*DIRECTION*.
Find how many lines hold the word "Edge" and give that number only.

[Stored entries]
+ + + + + + +
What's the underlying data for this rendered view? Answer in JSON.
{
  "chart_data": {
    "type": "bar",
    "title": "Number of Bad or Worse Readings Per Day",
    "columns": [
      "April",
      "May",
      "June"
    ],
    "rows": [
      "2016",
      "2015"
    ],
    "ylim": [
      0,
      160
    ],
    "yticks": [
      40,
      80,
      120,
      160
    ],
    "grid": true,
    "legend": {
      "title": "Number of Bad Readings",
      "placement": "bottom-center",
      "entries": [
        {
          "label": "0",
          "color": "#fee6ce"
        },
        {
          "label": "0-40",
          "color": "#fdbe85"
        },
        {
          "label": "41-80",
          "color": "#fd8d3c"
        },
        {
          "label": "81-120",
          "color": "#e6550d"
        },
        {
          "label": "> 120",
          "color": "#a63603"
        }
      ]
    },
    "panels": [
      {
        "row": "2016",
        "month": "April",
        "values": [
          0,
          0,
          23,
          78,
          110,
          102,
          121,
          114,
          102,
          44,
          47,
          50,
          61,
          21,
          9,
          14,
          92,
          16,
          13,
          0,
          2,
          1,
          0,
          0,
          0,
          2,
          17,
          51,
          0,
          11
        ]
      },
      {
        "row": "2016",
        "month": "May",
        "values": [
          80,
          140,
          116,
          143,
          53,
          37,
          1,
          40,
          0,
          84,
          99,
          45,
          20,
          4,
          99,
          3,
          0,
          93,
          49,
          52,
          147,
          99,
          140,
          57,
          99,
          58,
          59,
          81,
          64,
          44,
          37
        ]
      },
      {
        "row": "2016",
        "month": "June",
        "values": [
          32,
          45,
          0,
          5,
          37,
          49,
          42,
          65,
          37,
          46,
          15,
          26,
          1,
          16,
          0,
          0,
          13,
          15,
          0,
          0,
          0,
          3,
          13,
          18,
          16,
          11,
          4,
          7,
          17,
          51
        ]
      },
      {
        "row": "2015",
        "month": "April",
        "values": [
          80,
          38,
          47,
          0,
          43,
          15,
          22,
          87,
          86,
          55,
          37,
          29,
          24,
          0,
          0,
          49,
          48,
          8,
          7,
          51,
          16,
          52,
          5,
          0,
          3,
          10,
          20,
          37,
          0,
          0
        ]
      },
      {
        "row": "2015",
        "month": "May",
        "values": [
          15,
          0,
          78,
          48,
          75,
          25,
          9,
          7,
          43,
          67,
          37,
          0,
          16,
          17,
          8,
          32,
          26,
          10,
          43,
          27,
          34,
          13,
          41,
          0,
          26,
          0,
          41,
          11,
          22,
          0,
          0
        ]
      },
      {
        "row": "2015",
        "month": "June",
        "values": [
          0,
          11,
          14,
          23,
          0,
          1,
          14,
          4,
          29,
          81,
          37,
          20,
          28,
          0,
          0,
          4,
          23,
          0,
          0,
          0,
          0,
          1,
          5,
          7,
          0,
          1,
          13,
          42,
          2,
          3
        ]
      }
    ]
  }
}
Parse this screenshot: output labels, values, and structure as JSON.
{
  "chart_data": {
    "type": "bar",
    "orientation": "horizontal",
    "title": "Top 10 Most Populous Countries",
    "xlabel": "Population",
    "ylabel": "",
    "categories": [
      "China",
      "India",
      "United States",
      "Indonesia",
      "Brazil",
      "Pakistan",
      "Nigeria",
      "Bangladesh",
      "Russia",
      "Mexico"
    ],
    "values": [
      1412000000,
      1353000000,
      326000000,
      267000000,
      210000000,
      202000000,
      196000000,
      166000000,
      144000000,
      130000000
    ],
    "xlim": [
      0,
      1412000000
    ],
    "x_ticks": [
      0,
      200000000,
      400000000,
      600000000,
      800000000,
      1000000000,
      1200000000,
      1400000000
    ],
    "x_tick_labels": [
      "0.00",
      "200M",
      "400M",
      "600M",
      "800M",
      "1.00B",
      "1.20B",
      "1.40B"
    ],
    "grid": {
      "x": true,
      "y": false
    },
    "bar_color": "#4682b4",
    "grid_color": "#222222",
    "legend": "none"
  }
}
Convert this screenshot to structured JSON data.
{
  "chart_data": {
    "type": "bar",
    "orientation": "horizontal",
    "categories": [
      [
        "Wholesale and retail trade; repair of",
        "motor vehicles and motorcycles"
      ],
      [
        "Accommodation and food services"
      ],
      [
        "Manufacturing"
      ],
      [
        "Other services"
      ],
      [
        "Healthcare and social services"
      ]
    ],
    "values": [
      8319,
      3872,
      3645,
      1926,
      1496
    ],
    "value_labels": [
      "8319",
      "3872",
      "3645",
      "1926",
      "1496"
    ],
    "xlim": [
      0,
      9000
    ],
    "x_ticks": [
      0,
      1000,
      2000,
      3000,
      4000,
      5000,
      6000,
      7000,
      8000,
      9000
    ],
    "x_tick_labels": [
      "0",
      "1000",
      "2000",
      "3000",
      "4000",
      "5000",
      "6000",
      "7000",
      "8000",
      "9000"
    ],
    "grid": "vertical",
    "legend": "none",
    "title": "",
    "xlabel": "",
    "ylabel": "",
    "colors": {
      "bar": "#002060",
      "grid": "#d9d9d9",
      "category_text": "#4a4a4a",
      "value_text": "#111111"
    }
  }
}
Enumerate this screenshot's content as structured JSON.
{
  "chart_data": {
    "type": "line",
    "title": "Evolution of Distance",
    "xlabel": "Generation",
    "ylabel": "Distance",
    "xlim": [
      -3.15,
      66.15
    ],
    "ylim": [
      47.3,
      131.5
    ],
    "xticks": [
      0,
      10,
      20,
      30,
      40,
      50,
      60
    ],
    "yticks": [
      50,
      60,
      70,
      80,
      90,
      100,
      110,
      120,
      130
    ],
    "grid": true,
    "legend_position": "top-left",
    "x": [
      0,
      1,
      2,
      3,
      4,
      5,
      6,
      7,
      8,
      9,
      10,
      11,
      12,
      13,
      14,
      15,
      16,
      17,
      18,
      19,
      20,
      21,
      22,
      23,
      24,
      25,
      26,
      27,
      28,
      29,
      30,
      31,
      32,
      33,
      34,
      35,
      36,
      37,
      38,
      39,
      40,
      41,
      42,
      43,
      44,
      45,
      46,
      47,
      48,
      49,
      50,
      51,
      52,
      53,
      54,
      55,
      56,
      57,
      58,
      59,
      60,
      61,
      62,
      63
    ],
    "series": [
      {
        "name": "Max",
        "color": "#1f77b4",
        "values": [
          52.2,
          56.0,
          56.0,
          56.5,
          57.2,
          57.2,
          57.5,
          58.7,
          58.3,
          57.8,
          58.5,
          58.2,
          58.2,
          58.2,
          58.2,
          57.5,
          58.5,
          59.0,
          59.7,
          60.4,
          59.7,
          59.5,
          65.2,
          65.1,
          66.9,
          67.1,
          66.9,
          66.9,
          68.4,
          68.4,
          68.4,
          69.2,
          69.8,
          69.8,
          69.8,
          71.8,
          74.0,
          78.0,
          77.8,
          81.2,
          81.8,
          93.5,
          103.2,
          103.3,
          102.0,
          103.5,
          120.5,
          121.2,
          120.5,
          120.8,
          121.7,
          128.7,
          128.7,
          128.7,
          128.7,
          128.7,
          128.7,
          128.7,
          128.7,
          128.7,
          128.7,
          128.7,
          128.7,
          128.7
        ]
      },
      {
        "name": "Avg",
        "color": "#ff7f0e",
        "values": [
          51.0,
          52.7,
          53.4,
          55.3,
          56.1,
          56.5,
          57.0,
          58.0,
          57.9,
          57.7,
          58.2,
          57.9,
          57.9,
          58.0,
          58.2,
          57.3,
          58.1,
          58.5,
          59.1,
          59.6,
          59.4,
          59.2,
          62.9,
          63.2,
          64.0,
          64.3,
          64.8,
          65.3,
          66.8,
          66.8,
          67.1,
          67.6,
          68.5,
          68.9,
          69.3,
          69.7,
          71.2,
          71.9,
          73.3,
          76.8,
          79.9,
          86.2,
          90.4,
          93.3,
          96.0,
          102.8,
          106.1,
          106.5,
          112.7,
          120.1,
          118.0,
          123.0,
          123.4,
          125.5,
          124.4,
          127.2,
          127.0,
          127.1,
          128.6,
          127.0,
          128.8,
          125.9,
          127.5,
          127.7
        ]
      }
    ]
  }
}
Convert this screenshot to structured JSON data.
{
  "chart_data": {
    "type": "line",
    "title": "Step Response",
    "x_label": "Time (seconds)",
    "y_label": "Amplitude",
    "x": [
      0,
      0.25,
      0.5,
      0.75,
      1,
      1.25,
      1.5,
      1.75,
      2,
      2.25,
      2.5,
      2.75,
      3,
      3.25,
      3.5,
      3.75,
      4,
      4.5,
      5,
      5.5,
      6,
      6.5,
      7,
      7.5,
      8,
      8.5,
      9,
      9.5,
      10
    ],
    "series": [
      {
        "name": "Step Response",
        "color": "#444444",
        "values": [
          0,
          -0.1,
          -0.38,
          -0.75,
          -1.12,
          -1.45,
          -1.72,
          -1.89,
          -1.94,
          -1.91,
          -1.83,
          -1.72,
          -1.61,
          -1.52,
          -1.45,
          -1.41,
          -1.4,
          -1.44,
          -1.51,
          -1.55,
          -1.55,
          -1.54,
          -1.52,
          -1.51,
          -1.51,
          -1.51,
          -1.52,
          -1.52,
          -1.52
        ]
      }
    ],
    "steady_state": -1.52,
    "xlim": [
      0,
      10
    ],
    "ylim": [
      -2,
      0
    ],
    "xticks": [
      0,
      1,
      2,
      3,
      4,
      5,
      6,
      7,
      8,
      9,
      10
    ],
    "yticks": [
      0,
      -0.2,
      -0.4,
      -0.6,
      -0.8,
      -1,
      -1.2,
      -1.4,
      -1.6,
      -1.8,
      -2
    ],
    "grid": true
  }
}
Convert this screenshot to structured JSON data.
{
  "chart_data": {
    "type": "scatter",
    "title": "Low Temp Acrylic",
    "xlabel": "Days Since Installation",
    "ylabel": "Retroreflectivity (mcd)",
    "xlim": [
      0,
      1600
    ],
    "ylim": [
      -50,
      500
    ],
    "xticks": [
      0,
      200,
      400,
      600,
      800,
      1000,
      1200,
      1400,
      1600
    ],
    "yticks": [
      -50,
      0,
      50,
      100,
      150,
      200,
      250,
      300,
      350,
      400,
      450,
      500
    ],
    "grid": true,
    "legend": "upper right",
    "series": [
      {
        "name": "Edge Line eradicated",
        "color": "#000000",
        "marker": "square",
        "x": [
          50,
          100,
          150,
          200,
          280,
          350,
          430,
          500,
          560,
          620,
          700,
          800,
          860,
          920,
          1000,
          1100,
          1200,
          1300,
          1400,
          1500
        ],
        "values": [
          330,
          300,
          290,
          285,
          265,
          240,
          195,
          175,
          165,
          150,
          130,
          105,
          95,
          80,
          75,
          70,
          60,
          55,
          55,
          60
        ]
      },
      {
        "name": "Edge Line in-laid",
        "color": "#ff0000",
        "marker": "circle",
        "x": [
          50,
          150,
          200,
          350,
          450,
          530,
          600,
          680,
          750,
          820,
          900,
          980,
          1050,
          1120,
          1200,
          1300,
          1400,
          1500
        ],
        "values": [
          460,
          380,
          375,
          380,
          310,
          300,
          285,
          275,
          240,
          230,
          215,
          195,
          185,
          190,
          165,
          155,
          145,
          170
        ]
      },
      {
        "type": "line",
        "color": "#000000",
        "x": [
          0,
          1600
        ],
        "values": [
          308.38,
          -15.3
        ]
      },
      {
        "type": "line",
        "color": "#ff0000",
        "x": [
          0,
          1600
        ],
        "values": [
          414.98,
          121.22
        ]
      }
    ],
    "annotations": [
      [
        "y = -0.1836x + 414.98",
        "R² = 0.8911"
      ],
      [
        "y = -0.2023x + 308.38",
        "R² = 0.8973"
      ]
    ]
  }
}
+ + + + + + +
*ANSWER TO THE TASK*.
2